• **Stated task**
Check each line of the listing below for the string "name", and give only how many lines hold it.

• **Structured figure records**
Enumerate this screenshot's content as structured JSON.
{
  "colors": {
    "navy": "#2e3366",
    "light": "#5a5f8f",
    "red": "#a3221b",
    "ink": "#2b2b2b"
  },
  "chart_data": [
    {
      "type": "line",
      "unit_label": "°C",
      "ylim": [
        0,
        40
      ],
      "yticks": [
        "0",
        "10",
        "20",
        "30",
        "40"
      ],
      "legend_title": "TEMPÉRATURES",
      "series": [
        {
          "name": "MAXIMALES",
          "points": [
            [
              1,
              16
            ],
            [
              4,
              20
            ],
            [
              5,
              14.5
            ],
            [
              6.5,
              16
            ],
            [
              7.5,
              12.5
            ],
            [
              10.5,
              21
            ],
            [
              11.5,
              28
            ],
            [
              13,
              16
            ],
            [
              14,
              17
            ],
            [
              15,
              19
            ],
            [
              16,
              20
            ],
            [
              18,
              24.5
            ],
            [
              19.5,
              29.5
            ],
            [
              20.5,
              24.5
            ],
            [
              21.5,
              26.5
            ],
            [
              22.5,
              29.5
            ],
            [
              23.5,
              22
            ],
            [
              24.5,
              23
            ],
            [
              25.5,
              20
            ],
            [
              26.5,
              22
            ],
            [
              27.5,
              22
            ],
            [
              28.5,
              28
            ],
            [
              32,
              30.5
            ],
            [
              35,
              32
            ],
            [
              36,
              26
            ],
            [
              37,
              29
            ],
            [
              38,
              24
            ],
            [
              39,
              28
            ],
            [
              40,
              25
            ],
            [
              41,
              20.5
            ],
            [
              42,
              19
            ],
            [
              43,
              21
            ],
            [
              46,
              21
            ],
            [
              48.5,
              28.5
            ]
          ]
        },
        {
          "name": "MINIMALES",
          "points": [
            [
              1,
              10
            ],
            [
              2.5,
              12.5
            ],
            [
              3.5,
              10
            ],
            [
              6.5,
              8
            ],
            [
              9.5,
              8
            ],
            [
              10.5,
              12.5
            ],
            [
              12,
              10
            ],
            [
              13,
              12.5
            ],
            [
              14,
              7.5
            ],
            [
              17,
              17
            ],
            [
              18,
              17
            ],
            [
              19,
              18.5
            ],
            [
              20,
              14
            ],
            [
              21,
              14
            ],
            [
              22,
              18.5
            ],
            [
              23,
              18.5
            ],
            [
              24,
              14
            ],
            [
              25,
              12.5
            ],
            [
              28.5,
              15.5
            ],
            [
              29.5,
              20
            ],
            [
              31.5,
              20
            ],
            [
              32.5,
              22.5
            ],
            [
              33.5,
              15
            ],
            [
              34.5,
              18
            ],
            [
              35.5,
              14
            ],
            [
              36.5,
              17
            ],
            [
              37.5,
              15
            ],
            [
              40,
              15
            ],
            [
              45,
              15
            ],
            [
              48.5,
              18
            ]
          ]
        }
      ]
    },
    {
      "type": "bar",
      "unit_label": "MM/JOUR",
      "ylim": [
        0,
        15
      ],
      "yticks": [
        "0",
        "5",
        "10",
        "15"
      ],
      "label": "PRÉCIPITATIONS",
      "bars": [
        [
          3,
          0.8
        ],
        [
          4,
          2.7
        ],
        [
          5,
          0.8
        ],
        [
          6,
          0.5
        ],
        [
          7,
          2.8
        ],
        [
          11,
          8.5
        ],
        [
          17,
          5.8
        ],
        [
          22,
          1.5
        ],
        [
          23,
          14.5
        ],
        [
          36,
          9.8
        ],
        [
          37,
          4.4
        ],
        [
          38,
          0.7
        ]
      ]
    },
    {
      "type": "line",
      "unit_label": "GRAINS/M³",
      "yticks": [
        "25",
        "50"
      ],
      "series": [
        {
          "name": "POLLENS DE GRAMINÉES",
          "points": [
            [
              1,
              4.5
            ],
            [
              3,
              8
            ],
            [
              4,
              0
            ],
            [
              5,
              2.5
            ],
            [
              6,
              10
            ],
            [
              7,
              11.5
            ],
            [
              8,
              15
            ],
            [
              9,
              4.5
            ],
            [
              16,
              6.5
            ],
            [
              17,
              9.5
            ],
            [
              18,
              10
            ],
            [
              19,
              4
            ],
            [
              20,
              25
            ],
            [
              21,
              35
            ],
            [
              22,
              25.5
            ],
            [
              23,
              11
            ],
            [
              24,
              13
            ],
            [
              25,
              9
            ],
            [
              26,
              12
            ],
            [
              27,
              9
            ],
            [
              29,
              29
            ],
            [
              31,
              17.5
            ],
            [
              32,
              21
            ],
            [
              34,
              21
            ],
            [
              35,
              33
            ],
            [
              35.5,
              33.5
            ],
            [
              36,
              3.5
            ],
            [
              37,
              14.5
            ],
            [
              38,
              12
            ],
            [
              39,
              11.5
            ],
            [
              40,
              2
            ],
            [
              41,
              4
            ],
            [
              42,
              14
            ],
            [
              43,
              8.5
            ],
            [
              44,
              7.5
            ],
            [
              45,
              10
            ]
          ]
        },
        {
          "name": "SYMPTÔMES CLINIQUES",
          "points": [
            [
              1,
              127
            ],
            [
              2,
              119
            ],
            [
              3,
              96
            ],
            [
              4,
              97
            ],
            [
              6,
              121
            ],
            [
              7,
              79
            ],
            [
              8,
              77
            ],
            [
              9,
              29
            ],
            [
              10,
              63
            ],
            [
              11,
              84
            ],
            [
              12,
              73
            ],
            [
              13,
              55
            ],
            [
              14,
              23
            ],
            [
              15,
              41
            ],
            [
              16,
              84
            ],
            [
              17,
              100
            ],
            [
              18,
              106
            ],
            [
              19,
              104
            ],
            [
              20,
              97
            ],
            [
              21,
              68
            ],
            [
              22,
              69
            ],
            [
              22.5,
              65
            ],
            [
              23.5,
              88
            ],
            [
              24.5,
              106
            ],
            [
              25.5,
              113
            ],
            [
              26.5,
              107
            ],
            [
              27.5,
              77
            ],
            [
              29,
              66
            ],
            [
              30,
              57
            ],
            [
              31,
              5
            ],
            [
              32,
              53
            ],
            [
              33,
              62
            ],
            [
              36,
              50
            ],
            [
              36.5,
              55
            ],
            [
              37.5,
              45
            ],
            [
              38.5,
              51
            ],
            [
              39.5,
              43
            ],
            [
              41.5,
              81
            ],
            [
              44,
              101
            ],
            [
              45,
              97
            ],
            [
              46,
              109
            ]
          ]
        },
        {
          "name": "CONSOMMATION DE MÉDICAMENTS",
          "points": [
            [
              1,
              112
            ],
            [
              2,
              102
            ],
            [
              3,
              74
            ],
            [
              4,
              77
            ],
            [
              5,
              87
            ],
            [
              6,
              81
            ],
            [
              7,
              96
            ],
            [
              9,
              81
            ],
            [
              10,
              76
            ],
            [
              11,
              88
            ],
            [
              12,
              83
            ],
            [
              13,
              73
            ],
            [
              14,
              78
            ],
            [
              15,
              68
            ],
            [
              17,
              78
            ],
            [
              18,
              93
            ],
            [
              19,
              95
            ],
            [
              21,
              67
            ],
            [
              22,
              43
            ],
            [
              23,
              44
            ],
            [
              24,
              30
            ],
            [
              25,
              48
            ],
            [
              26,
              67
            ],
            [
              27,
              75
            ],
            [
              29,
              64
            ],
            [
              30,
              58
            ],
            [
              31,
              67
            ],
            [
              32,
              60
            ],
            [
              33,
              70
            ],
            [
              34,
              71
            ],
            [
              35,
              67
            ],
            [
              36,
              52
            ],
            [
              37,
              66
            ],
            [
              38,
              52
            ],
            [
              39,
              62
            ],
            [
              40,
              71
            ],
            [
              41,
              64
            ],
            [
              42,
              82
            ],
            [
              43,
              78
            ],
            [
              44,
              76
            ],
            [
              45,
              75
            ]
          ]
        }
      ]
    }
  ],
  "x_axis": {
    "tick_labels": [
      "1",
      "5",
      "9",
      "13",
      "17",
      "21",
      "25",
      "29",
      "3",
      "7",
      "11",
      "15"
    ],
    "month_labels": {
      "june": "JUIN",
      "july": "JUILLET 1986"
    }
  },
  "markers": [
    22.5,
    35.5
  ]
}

• **Result of this task**
5